### What to do:
In the listing below, find every line containing "this" and copy it out.

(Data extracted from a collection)
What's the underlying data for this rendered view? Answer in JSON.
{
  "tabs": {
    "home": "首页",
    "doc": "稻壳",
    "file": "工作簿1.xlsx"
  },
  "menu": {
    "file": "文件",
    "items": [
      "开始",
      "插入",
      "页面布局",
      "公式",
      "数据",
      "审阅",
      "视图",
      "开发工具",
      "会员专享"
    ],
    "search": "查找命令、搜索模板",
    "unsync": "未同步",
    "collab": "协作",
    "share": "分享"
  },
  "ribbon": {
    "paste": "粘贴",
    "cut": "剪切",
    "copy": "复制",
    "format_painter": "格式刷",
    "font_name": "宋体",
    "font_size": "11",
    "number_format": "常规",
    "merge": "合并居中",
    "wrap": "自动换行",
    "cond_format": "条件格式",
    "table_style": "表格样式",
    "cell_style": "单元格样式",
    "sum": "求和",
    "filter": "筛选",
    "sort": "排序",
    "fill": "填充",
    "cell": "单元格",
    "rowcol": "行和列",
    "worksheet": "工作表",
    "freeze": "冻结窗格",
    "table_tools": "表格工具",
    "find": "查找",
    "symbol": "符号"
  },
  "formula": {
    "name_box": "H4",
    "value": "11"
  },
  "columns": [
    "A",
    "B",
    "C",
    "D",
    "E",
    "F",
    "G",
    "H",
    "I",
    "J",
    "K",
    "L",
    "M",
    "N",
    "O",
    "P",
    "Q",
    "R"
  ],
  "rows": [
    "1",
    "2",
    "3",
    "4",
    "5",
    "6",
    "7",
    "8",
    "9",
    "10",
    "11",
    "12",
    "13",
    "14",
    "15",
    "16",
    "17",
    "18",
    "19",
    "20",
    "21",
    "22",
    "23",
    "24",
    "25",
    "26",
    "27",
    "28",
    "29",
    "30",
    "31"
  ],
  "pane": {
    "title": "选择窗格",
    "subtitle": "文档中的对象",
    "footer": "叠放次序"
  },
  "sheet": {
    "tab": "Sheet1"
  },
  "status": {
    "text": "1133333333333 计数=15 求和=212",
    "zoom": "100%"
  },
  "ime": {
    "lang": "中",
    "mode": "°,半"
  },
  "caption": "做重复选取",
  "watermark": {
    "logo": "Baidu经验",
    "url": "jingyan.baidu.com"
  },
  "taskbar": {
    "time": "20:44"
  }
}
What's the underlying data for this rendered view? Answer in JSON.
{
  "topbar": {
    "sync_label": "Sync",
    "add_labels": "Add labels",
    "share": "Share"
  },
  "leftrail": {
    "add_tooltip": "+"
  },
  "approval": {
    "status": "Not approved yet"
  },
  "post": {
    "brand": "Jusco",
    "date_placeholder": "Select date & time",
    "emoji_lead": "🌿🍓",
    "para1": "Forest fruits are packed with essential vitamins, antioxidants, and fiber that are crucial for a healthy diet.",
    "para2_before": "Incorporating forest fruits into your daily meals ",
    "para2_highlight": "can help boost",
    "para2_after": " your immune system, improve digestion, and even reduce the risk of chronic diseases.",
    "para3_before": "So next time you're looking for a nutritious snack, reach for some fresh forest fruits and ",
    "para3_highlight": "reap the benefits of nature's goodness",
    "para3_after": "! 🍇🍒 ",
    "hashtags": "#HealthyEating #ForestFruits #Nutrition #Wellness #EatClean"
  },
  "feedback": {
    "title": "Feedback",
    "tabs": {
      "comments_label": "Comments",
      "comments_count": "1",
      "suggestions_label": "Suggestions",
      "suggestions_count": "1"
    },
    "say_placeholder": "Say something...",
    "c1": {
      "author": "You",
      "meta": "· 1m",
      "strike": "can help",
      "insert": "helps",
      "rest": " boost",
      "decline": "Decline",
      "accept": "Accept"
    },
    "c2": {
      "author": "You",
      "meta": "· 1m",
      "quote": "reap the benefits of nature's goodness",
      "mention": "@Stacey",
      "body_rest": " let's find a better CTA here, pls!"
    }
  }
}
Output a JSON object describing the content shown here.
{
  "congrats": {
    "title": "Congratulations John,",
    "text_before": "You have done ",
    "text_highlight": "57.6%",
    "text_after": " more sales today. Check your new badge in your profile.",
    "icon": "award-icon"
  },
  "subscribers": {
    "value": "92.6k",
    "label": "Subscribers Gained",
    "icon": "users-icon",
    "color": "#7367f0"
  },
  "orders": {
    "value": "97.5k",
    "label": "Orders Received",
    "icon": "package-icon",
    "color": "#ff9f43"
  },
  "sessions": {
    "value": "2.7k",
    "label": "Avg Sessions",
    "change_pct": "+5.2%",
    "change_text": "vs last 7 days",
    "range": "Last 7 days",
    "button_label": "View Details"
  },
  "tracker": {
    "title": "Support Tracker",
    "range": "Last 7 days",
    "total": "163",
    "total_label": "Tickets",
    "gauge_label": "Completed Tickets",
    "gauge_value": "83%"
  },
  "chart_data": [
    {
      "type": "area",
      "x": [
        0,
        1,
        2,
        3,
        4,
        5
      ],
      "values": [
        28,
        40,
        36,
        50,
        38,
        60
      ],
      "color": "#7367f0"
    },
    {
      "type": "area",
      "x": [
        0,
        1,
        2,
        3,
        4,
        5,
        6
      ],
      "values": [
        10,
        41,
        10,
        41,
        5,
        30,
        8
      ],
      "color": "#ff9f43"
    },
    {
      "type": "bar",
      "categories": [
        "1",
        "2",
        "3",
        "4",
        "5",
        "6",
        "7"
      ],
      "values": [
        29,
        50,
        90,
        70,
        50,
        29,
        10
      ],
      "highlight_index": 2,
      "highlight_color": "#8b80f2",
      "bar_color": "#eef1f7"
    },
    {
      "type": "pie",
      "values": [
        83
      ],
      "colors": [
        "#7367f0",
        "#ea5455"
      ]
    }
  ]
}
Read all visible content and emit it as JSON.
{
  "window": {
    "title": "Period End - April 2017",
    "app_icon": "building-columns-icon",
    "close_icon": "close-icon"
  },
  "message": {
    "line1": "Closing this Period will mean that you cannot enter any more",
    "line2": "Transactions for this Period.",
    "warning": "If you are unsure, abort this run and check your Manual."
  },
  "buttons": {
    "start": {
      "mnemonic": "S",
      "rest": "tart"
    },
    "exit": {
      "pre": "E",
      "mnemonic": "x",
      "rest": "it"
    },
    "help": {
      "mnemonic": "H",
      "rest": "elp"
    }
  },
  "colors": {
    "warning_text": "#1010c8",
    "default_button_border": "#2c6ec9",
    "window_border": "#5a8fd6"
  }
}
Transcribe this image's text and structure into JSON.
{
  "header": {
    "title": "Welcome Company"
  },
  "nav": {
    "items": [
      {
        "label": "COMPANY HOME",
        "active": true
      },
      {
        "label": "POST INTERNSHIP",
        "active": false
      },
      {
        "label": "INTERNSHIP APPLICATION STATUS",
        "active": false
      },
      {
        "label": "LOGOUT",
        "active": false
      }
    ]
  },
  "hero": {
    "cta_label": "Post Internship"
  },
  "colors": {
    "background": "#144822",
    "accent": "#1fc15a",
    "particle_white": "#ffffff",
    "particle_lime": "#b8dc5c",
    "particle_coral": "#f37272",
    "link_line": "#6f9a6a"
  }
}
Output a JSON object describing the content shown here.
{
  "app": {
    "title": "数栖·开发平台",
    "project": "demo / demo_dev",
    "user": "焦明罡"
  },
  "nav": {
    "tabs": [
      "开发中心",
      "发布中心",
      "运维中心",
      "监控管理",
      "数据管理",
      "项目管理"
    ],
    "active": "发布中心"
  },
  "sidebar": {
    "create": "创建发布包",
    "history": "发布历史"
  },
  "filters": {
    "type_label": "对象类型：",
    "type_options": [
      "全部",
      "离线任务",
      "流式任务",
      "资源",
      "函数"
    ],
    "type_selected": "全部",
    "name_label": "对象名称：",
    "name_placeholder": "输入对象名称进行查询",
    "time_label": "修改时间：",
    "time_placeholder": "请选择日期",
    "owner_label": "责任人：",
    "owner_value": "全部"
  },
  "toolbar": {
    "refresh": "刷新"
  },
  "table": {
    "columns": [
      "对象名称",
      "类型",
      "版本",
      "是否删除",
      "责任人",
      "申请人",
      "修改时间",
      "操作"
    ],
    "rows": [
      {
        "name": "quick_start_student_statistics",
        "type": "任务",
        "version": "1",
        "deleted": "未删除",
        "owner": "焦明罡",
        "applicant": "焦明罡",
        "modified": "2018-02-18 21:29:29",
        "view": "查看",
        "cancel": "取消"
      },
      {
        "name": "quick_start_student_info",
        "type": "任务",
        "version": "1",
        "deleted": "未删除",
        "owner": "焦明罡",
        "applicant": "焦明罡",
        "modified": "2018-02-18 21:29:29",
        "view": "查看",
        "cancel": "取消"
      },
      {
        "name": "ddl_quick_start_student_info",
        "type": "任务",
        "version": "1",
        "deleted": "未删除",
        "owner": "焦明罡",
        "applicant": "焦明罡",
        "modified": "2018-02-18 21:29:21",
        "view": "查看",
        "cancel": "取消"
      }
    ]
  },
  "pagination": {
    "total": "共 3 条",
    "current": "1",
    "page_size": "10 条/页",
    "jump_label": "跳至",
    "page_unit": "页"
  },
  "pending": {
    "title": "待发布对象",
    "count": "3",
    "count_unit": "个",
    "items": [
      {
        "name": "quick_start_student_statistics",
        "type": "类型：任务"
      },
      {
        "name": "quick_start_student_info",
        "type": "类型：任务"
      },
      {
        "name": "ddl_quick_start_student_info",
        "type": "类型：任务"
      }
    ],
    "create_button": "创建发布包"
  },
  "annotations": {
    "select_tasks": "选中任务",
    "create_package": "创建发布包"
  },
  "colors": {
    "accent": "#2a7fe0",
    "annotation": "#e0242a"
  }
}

### Task solution:
What's the underlying data for this rendered view? Answer in JSON.
What's the underlying data for this rendered view? Answer in JSON.
    "line1": "Closing this Period will mean that you cannot enter any more",
    "line2": "Transactions for this Period.",
    "warning": "If you are unsure, abort this run and check your Manual."
Transcribe this image's text and structure into JSON.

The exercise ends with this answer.